**Document section**
- - - - -

New things have this strong gravitational pull on us. From the one side they open up our desires, but from the other side they wake up our fears.
I want to share my personal process – which has a little of both. Last May I was awarded a scholarship to develop a project that consisted of an interactive multiTouch table upon which to draw collective mandalas. My aim was to bridge cutting edge technology with therapeutic and educational contexts. But soon as I started developing this project fears began to grow. In all of the videos of interactive installations I had checked out the picture was the same: people oblivious to each other. People in silence, with their faces slack, as if watching television, completely seduced by the images, passive and alienated. I realized that if people were to be simple users and they weren´t truly creative. “Oh my God, ” I thought, “this is going to be hard.”
And hard it was. Eventually answers came from my experience working as psychologist. The problem I was facing with the project looked a lot like the differences between the clinical model and the person-centered model in health practices. The spatial settings and context are what nudge people’s perspectives towards a passive or an active attitude to their owns healing process. So a way out of my dilemma was possible: somehow the conditions had to be chosen carefully in order to keep the person as the center of action. In other words, to think on a “person centered” technology and not as a technological center of alienation.

- - - - -

**Data**
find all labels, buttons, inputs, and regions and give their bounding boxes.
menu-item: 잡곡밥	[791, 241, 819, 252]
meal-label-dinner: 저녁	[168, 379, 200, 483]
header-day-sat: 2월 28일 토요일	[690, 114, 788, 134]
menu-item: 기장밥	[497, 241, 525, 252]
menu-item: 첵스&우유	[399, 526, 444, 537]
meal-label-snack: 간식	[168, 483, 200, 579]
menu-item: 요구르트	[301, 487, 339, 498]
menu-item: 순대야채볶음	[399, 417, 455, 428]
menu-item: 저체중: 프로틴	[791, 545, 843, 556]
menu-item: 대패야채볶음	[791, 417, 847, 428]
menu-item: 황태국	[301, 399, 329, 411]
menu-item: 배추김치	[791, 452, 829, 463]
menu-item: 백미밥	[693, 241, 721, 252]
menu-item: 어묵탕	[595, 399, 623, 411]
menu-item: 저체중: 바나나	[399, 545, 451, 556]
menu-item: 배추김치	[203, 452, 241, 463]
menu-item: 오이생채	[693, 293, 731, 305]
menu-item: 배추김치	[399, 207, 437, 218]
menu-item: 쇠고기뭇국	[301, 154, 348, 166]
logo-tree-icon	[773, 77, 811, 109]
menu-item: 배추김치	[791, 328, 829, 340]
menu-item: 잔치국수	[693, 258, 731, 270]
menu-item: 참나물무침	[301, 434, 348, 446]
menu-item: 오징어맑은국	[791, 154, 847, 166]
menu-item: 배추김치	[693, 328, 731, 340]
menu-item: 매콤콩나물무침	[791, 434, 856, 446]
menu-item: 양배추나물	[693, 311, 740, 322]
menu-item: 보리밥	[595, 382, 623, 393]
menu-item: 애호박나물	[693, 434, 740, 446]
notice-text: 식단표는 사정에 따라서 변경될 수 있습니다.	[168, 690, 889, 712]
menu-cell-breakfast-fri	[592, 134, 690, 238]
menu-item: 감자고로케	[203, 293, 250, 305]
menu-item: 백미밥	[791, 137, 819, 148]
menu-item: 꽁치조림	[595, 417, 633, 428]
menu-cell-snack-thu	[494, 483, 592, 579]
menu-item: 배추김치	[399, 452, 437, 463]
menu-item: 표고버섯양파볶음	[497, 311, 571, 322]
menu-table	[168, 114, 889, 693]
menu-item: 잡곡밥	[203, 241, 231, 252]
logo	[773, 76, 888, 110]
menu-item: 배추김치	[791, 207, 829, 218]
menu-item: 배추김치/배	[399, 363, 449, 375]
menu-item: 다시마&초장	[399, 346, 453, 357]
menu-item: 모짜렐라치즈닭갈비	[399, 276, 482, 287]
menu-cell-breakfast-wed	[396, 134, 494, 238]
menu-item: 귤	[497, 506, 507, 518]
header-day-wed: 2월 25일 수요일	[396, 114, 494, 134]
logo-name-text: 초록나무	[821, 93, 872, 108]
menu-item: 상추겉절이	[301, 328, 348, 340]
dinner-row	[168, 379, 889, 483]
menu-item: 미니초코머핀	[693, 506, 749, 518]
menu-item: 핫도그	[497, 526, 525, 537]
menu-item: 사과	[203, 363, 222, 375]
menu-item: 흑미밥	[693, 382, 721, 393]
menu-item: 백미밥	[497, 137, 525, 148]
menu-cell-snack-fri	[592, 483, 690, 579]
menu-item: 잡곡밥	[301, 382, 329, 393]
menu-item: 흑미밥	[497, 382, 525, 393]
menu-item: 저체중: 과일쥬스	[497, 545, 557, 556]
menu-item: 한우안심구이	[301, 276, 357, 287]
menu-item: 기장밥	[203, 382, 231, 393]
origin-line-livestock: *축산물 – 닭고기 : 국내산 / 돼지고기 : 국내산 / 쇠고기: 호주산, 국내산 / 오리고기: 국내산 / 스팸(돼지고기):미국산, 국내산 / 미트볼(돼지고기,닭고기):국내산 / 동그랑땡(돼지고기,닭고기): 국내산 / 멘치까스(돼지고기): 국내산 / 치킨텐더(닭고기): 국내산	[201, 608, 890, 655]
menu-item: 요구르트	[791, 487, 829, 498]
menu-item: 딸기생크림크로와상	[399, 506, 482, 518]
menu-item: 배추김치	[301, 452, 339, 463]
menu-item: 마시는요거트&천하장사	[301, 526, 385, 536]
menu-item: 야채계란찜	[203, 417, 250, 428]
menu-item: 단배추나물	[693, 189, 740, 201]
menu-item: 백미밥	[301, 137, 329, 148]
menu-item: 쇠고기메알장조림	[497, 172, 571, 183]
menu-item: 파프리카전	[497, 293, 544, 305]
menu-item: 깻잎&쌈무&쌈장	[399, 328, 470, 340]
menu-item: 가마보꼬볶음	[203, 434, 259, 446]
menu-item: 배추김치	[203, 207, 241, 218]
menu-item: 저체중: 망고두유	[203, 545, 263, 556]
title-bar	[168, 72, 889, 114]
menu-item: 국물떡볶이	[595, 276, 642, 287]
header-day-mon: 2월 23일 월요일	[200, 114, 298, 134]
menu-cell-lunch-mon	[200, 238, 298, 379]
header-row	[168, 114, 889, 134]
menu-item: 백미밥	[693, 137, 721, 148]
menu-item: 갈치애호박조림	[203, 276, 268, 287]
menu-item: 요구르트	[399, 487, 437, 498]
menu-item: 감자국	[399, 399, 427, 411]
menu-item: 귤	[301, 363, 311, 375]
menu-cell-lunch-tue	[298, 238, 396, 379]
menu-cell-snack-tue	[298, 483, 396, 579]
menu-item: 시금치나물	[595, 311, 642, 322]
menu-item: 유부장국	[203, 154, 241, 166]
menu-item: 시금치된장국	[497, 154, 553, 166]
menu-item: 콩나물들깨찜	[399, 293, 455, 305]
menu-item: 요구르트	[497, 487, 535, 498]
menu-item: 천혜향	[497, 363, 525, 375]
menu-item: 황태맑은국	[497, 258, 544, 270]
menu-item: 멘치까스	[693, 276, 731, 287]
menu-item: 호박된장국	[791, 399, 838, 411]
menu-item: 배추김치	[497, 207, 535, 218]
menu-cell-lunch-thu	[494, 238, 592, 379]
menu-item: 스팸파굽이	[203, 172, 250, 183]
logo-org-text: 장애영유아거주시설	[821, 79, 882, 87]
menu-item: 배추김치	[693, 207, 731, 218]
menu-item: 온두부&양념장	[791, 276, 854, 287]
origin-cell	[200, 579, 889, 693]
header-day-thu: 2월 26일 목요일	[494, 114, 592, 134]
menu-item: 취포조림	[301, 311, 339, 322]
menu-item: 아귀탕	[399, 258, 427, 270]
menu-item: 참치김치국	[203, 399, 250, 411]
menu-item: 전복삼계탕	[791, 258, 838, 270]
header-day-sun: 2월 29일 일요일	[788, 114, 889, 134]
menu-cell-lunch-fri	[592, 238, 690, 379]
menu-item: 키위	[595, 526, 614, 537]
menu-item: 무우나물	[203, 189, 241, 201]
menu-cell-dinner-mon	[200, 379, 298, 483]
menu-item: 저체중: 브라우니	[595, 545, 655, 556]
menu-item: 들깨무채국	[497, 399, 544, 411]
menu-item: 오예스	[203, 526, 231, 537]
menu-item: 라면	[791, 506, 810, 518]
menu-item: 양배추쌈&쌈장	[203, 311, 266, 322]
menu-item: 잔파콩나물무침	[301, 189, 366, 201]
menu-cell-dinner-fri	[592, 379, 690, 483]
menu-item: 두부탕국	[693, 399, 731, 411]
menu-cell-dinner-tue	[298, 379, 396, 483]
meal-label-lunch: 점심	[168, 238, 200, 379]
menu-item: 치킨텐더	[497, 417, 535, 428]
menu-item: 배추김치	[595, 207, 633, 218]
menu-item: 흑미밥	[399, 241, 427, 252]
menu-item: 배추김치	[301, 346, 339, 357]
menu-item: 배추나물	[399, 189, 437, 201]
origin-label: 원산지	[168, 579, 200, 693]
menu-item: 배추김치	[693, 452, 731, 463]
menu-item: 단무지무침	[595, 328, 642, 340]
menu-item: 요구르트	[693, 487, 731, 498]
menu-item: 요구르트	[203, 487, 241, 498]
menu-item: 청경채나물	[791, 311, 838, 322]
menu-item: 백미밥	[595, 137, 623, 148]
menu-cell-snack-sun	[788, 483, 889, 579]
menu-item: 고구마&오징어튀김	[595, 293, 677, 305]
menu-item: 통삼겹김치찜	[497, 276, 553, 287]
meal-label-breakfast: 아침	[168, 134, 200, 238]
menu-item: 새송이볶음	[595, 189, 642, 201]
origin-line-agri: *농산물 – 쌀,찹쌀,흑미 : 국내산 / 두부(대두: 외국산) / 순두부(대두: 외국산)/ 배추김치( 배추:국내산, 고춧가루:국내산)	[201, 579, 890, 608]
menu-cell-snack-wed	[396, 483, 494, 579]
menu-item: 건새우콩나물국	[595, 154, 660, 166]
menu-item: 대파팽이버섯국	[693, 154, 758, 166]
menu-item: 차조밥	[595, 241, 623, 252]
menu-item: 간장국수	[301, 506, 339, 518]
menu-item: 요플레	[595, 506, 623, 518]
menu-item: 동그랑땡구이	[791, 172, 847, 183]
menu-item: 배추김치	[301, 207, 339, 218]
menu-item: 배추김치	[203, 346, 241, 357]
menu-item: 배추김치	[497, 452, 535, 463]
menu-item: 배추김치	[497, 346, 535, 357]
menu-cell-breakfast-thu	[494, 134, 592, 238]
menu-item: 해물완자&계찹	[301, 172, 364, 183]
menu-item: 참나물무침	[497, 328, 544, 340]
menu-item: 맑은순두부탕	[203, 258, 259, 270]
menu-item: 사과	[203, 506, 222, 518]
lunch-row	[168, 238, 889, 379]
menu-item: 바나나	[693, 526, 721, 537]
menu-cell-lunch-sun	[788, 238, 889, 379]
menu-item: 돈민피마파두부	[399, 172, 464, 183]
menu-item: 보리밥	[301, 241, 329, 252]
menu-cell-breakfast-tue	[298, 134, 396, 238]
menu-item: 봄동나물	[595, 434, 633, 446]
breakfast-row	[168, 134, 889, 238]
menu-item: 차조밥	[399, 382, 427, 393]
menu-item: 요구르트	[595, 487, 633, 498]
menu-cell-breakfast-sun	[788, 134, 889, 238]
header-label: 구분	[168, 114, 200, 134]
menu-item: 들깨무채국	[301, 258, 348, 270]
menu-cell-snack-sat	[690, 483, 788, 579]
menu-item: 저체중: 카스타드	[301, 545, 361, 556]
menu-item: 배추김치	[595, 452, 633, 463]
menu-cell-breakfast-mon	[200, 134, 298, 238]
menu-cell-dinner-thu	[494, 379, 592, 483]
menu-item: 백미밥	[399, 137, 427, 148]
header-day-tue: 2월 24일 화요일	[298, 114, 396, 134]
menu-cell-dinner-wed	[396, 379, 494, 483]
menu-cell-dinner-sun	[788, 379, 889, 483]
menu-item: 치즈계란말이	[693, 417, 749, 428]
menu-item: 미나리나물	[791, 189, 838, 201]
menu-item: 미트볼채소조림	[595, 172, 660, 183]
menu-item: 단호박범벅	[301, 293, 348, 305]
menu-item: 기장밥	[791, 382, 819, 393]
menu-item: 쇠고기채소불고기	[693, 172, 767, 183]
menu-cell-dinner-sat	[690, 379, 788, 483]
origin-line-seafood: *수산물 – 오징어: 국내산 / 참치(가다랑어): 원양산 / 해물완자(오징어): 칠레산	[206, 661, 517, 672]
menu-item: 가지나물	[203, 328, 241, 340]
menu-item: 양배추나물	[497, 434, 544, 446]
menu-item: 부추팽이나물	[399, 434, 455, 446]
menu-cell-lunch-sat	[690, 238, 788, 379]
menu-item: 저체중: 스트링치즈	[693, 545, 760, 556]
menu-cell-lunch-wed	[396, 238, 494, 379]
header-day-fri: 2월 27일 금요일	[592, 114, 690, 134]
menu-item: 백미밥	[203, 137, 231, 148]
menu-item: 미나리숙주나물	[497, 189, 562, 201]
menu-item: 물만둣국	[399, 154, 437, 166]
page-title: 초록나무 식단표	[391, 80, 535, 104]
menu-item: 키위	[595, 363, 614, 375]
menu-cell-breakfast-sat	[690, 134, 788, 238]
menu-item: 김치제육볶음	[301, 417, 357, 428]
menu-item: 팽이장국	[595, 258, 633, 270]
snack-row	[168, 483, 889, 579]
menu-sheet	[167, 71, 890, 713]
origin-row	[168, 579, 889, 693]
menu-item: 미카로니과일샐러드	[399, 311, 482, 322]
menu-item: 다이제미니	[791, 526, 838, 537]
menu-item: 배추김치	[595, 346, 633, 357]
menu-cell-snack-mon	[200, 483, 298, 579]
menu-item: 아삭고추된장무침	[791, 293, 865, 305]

- - - - -

**Activity list**
1. According to the mandala table essay, what was the writer awarded last May?
2. For each statement, say whether the mandala table essay agrees with it. (a) The project aimed to bridge cutting-edge technology with therapeutic and educational contexts. (b) The videos of interactive installations showed people engaged in conversation with one another. (c) The writer found answers through experience working as a teacher.
3. Return, word for word, everything in the mandala table essay from "And hard it" down to "center of alienation.".
The records play no part in what is asked here.

**Responses by item number**
1. A scholarship to develop a project that consisted of an interactive multiTouch table upon which to draw collective mandalas.

2.
(a) Yes: "My aim was to bridge cutting edge technology with therapeutic and educational contexts."
(b) No: "people oblivious to each other. People in silence"
(c) No: "Eventually answers came from my experience working as psychologist."

3.
And hard it was. Eventually answers came from my experience working as psychologist. The problem I was facing with the project looked a lot like the differences between the clinical model and the person-centered model in health practices. The spatial settings and context are what nudge people’s perspectives towards a passive or an active attitude to their owns healing process. So a way out of my dilemma was possible: somehow the conditions had to be chosen carefully in order to keep the person as the center of action. In other words, to think on a “person centered” technology and not as a technological center of alienation.